Given instruction: Rewrite the lines below as a numbered list, from the line that contains "List each element" through the line that contains "770, 225, 797]", omitting blank lines. Leave out the pictures.

Records provided:
** Begin **
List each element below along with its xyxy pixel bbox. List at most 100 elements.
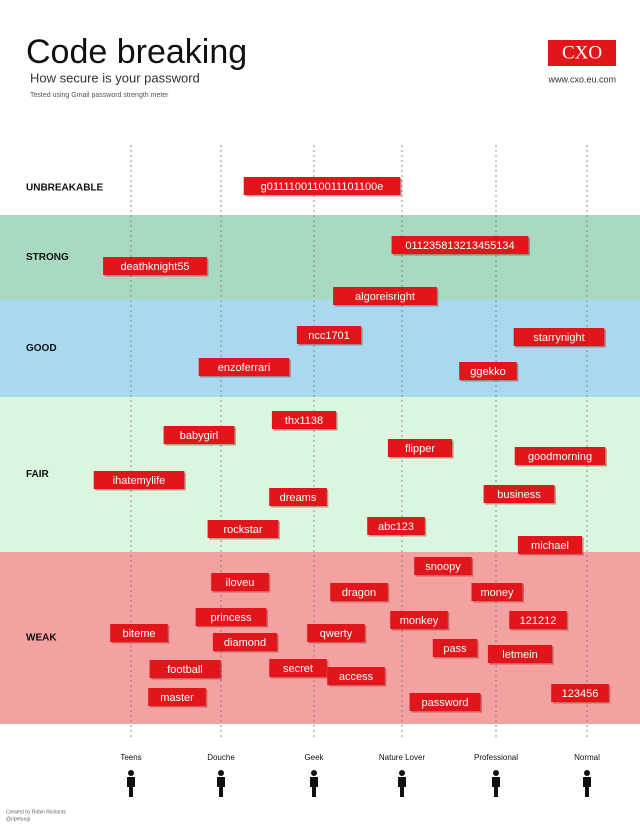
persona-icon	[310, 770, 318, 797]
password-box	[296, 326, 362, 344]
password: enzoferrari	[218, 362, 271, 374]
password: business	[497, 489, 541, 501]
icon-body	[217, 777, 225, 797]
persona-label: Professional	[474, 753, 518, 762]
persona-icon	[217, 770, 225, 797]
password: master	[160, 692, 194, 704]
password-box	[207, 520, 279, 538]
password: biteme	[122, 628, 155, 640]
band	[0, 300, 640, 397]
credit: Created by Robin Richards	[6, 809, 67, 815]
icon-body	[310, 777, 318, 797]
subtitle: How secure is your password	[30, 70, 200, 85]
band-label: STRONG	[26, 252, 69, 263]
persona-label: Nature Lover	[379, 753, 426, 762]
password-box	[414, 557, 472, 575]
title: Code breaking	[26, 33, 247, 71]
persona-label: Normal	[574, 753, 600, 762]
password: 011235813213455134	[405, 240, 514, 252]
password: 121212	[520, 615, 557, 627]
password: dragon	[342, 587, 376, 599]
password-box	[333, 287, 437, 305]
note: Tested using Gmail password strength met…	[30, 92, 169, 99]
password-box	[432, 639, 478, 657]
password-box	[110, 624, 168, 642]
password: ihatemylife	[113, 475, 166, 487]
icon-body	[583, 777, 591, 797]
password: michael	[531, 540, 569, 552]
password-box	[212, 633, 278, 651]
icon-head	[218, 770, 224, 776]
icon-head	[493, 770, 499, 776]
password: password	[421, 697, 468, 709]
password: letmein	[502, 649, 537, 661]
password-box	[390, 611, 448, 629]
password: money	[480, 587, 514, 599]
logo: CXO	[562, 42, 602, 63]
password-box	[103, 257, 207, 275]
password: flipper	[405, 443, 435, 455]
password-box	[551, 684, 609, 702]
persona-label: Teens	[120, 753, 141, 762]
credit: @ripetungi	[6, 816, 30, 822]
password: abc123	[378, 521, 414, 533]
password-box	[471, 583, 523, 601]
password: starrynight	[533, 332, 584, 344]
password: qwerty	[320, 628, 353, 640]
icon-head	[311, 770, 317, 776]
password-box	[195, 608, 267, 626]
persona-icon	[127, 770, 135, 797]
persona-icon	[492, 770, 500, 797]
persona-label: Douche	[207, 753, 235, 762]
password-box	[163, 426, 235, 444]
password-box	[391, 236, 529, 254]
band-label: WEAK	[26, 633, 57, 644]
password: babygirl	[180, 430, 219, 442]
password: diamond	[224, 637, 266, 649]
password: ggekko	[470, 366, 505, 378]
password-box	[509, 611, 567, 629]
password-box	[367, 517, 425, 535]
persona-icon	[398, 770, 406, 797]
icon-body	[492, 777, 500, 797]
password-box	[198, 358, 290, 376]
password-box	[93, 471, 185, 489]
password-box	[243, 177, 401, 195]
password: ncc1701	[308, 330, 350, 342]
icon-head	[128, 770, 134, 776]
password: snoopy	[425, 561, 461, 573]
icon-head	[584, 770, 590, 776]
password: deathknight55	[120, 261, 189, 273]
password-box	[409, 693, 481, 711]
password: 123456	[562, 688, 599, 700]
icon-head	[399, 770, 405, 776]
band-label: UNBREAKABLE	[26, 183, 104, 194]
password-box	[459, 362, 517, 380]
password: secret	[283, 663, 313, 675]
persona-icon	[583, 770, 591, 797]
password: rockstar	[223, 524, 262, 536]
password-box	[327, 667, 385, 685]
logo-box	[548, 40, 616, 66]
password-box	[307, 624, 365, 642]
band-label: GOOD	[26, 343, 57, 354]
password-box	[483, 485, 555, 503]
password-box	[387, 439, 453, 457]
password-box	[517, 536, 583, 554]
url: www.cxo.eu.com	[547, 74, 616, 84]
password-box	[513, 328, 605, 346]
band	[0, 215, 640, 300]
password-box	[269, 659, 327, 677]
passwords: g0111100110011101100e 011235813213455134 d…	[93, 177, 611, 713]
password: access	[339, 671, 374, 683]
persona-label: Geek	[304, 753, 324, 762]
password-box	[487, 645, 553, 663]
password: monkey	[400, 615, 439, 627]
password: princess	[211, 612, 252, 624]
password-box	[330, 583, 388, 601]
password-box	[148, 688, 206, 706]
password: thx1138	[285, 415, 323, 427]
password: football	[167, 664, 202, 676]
** End **
** Begin **
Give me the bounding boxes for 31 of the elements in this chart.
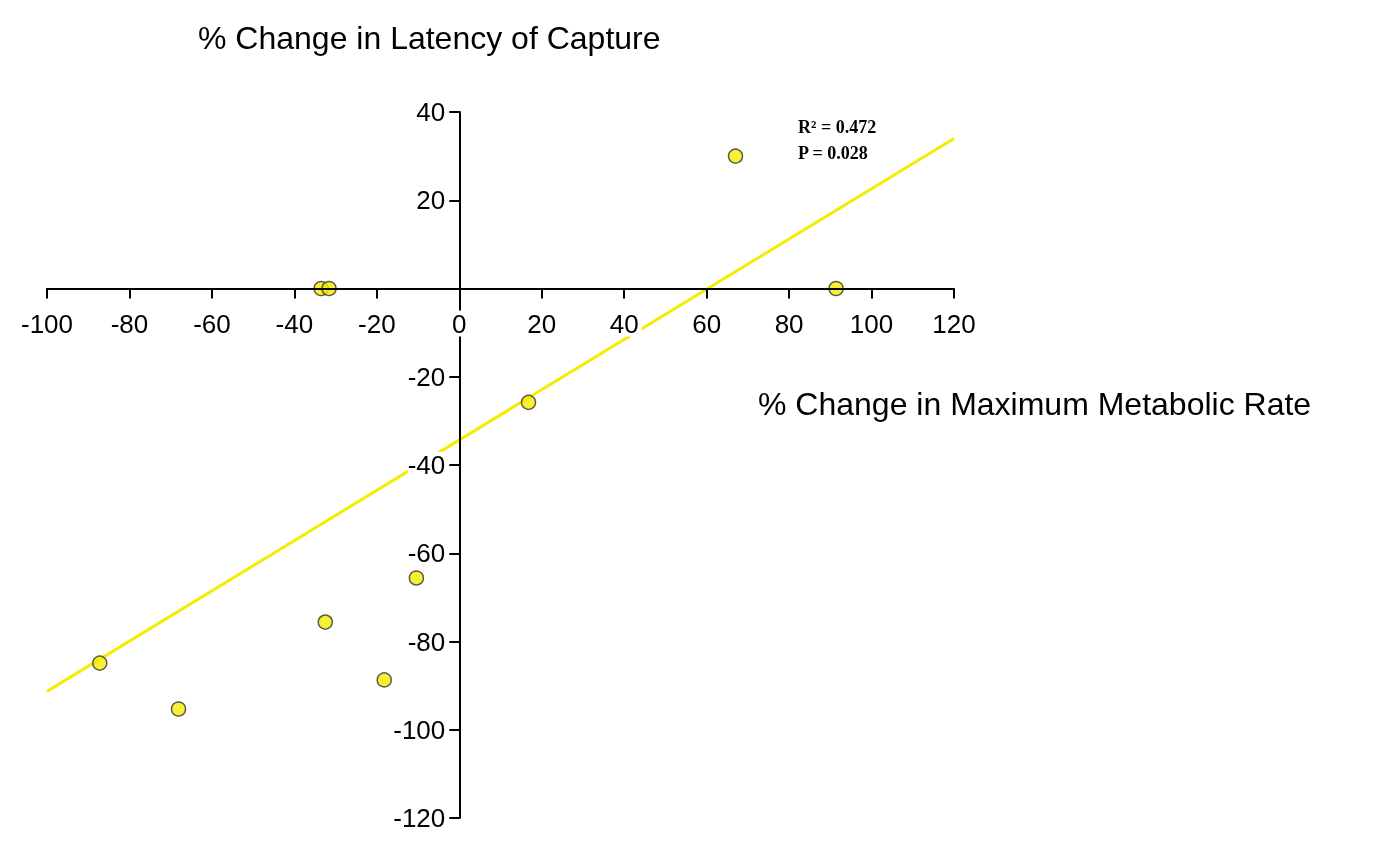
** End **
Expected answer:
1. List each element below along with its xyxy pixel bbox. List at most 100 elements.
2. persona-icon	[310, 770, 318, 797]
3. password-box	[296, 326, 362, 344]
4. password: enzoferrari	[218, 362, 271, 374]
5. password: business	[497, 489, 541, 501]
6. icon-body	[217, 777, 225, 797]
7. persona-label: Professional	[474, 753, 518, 762]
8. persona-icon	[217, 770, 225, 797]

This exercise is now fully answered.